WORK TO COMPLETE →
Show every line containing "JSON" by copying it.

** start **

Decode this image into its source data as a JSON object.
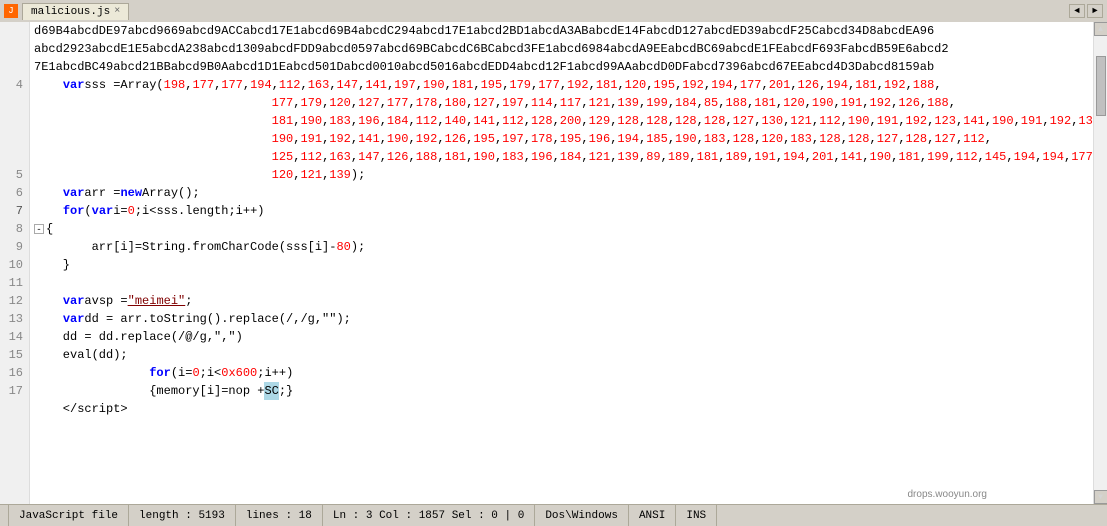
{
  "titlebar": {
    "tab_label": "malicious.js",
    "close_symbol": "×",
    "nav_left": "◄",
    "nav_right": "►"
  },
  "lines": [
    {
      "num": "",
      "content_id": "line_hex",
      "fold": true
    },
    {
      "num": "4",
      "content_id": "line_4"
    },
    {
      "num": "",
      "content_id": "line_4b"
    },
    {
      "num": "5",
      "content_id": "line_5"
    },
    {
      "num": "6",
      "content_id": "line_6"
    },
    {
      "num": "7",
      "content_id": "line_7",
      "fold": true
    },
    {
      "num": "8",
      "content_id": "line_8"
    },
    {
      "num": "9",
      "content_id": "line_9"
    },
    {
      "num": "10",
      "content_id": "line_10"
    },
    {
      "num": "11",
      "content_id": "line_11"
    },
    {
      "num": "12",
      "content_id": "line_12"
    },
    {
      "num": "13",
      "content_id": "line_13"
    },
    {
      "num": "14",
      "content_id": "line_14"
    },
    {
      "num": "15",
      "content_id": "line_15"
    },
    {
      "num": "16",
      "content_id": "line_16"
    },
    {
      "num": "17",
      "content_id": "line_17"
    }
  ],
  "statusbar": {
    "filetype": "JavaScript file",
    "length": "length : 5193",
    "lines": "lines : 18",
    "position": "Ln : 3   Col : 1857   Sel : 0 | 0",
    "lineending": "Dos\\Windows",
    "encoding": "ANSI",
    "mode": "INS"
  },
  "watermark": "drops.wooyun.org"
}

** end **
** start **

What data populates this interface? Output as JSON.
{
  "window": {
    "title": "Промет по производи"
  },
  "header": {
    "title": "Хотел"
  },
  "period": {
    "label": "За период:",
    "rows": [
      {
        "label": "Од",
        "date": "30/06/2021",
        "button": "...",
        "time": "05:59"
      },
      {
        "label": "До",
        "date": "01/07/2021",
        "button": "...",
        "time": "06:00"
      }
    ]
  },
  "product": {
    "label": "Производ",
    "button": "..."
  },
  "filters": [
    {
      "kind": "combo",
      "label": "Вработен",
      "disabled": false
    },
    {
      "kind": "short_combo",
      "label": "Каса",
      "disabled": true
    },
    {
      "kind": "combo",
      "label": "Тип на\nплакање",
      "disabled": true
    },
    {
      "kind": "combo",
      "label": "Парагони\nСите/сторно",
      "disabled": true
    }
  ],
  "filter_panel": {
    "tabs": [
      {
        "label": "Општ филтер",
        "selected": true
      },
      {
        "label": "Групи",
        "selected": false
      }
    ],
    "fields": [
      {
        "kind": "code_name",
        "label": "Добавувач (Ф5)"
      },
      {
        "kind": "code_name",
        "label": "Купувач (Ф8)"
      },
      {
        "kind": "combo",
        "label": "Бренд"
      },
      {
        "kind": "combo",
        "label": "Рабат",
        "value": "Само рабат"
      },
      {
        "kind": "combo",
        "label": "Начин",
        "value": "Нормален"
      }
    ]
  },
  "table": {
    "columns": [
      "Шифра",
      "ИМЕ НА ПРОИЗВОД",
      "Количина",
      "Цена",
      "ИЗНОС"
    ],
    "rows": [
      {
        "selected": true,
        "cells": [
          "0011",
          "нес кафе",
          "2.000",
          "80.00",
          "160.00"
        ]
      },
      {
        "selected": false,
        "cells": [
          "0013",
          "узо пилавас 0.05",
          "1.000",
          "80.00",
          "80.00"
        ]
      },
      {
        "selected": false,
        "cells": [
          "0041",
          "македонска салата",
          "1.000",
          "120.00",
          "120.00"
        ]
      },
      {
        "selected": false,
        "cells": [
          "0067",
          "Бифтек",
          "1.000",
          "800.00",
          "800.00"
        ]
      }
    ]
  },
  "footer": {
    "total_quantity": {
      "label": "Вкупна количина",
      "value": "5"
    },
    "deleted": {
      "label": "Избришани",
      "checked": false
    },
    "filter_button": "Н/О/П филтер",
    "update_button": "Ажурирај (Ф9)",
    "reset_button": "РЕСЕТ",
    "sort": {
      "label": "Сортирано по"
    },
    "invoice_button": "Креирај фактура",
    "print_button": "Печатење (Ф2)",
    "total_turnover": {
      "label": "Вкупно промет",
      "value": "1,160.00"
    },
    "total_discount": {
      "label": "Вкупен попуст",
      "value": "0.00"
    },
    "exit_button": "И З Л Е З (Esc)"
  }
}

** end **
** start **

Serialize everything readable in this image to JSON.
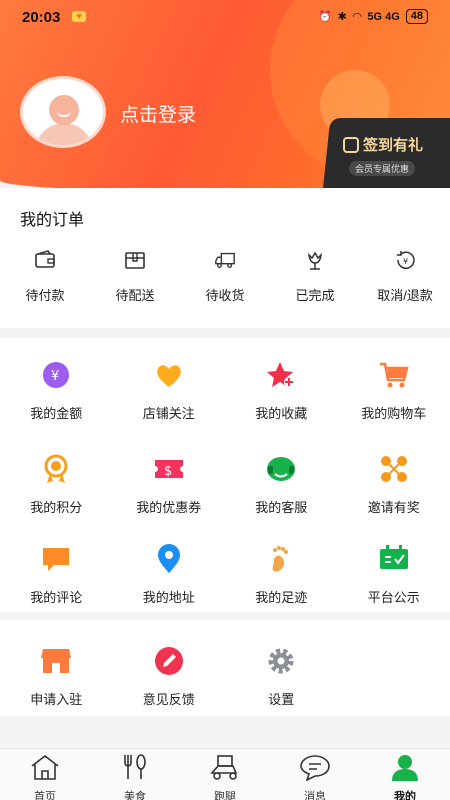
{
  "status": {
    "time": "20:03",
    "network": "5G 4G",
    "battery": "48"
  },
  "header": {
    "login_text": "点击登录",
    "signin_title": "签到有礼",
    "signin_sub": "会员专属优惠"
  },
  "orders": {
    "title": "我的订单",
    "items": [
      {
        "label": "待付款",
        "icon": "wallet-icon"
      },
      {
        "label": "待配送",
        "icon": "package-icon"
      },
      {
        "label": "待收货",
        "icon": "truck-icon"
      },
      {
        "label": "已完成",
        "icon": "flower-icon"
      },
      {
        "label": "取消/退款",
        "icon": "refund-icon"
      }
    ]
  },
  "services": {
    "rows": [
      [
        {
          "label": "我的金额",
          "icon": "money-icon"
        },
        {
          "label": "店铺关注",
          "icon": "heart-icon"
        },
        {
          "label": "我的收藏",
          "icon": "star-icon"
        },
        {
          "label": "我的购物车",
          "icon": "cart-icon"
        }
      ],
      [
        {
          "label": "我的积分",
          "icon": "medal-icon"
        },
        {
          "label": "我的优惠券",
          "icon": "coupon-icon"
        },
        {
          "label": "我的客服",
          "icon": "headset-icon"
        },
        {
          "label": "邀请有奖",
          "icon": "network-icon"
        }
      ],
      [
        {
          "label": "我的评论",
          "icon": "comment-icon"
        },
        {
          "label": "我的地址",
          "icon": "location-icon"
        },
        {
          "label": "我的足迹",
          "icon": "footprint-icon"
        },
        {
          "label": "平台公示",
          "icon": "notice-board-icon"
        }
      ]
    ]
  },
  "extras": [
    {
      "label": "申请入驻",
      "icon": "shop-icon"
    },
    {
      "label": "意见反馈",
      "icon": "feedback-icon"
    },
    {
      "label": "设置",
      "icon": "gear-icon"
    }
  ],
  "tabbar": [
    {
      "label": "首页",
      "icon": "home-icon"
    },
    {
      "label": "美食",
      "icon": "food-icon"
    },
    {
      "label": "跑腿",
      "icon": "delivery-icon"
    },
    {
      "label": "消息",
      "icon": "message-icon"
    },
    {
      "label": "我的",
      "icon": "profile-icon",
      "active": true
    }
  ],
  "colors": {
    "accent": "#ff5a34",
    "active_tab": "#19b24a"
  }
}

** end **

EXERCISE RESULT →
Decode this image into its source data as a JSON object.
What data populates this interface? Output as JSON.
Serialize everything readable in this image to JSON.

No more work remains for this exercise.